Dataset records:
:::::

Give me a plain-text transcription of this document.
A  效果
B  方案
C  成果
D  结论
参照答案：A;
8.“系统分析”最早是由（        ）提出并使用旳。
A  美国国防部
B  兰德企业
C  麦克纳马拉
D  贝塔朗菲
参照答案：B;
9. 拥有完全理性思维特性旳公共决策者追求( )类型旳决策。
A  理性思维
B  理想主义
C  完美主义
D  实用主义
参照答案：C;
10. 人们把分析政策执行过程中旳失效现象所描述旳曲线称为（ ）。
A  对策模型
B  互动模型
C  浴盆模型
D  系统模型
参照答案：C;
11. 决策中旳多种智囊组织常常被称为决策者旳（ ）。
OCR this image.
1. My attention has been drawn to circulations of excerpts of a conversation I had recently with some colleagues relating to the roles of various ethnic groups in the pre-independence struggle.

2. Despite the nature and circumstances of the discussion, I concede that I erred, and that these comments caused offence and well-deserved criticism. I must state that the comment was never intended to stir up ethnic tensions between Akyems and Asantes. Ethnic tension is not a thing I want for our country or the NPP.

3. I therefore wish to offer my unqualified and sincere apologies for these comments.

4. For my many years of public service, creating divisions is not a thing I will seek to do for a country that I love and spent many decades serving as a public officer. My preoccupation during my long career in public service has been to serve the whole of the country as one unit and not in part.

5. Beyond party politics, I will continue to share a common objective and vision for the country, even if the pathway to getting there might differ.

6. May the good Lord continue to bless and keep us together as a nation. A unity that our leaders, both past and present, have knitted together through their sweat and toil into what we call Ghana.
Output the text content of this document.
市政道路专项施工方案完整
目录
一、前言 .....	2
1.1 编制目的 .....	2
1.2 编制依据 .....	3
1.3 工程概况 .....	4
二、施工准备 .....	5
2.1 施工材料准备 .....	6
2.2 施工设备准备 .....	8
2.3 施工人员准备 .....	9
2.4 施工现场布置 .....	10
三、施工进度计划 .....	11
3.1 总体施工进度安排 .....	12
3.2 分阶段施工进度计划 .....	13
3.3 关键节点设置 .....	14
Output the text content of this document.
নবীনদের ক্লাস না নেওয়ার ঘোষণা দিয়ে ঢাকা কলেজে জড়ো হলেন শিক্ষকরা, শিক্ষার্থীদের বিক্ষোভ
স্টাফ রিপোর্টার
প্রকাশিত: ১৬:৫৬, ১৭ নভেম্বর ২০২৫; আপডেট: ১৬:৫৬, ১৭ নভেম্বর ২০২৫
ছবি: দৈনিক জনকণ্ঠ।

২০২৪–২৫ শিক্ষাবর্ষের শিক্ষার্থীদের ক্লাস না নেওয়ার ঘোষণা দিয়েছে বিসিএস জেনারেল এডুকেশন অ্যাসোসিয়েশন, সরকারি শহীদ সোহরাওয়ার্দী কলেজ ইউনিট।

:::::

Problem: Only lines with the word "this" are wanted, so copy each one from the records.

The response:
Give me a plain-text transcription of this document.
OCR this image.
Output the text content of this document.
Output the text content of this document.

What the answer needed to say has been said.